Given text ▸
- Original authors: Jeremy Andrus (formerly); Alexander Van’t Hof; Naser AlDuaij; Christoffer Dall; Nicolas Viennot; Jason Nieh;
- Developers: Department of Computer Science, Columbia University
- Operating system: Android
- Type: Compatibility layer
- Website: systems.cs.columbia.edu/projects/cycada/

= Cycada (compatibility layer) =

Allows iOS software to run on Android

Cycada (formerly known as Cider, and Chameleon before) is a compatibility layer that aims to allow applications designed for iOS to run unmodified on the Android operating system. The method uses compile-time adaptation to run unmodified code with minimal implementation effort.

The project was revealed in a conference paper by computer science researchers at Columbia University. The project enables iOS applications to adapt to Android's kernel and programming libraries.

A video released shows that many applications work, including the iOS version of Yelp, Apple's iBooks software and 3D benchmarks using OpenGL. Consequent to the release of the white paper, hardware GPS support was added to the software.

Unlike many other compatibility layers (such as WINE or Darling), Cycada works at the kernel level, as opposed to at user space.

Cycada is not a simple APK file, and modifies the entire Linux kernel.

It is unknown whether the project will be released.

The original name “Cider” was most likely a play on both WINE, another compatibility layer named after an alcoholic drink, and on how actual cider is made using apples, making a pun on Apple

Since lead developer Jeremy Andrus left for a job on the Darwin kernel at Apple, the project has been headed by Jason Nieh. Work on the project has still continued following this related to graphics in 2017.

==Similar projects==
1. In December 2022, Internet user Martijn de Vos, also known as devos50 has reverse engineered this device to successfully create a QEMU emulation of this device, running iPhone OS 1.0.
2. touchHLE is a compatibility layer (referred to as a “high-level emulator”) for Windows and macOS made by Andrea "hikari_no_yume" in early 2023. It uses code translation along with CPU emulation when necessary, and specifically stated that the developer does not want to be compatible with 64 bit software.
3. ipasim is a compatibility layer that provides native execution for iOS apps to run on Windows based on code translations and WinObjC.
4. QEMU-t9080, also known as TruEmu is an iPhone 11 emulated in QEMU for the purpose of security research and cannot boot past the Apple Logo.

==See also==
- WinObjC

==Notes==
1.Cider is an alcoholic drink made from apples.

Information ▸
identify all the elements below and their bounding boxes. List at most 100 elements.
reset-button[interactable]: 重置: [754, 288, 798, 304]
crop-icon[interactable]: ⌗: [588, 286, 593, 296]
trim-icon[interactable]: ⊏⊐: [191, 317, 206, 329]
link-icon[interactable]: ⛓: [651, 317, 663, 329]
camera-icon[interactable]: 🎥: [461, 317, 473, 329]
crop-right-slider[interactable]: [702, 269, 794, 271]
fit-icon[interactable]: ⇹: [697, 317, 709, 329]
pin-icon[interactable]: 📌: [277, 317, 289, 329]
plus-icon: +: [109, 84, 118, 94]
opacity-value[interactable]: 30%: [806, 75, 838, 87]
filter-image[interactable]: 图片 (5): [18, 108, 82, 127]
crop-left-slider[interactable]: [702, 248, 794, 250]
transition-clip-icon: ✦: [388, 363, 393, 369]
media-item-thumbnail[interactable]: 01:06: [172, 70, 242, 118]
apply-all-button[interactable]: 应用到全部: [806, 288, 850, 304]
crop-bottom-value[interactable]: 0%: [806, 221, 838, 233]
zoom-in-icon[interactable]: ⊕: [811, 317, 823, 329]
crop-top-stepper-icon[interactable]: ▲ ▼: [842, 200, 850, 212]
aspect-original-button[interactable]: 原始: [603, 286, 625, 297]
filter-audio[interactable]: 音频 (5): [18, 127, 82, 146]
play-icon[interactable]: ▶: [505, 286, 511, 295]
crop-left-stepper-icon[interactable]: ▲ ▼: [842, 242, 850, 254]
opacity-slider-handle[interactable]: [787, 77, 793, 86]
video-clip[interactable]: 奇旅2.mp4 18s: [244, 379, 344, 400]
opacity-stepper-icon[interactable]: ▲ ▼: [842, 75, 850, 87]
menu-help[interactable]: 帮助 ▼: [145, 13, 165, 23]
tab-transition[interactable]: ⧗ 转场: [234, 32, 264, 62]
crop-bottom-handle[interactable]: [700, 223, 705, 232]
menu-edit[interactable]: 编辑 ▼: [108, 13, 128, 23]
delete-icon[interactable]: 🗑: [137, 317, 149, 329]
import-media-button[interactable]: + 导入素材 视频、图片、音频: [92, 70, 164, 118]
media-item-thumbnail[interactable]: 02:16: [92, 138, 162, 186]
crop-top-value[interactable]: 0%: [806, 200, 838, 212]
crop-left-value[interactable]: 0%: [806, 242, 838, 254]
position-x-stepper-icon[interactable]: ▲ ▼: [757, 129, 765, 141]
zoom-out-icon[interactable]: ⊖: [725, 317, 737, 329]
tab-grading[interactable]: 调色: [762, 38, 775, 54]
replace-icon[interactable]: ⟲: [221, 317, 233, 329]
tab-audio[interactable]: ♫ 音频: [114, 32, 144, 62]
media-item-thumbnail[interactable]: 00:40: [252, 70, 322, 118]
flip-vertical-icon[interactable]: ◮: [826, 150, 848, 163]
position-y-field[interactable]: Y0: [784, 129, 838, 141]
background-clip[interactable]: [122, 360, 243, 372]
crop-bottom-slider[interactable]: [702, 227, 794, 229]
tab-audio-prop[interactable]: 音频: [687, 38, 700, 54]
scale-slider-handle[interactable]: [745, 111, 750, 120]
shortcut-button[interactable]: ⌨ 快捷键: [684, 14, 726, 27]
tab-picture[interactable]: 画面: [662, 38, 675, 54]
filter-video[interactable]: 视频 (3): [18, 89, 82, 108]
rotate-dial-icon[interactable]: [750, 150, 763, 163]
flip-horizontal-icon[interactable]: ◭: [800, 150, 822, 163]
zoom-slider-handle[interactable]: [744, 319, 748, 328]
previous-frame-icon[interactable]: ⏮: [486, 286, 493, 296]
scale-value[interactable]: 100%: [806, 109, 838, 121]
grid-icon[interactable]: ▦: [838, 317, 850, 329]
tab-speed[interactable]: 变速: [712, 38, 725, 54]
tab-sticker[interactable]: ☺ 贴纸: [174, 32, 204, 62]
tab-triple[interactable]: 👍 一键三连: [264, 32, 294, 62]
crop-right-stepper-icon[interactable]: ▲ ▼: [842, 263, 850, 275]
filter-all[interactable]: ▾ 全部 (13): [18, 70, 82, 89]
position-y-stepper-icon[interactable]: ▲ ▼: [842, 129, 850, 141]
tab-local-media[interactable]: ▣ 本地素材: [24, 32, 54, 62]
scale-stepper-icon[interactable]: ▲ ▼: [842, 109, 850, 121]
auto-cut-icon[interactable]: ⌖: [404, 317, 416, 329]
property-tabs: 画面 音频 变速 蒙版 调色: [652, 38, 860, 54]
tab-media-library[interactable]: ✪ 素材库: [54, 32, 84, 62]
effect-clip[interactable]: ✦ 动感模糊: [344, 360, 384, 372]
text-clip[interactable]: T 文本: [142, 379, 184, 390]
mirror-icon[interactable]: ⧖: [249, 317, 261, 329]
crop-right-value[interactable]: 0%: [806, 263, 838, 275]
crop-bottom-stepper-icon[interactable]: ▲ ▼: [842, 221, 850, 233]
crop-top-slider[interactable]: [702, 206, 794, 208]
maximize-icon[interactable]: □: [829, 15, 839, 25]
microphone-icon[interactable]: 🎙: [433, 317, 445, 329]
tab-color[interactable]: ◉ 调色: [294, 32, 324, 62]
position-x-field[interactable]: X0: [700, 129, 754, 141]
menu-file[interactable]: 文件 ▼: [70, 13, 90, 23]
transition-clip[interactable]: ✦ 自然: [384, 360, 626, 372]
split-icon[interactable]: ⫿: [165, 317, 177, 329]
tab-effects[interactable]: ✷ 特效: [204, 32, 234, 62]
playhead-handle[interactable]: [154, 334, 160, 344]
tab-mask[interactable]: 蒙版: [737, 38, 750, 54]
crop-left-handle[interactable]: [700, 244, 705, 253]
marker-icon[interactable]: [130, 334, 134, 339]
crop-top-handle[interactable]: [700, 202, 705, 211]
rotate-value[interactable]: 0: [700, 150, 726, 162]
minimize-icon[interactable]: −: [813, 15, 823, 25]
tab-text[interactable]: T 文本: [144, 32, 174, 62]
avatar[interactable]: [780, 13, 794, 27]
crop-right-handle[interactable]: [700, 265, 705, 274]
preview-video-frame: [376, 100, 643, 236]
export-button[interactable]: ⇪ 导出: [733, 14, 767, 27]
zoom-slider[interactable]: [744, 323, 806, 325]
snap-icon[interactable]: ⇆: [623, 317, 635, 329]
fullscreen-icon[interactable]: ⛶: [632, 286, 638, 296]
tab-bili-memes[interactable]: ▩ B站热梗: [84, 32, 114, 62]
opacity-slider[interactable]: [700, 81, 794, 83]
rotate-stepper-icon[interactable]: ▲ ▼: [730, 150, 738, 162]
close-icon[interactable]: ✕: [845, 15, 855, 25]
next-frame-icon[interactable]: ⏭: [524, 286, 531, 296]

Your instructions ▸ Copy the passage of the Cycada text starting with "A video released" and going on through "at user space.".

Response area ▸
A video released shows that many applications work, including the iOS version of Yelp, Apple's iBooks software and 3D benchmarks using OpenGL. Consequent to the release of the white paper, hardware GPS support was added to the software.

Unlike many other compatibility layers (such as WINE or Darling), Cycada works at the kernel level, as opposed to at user space.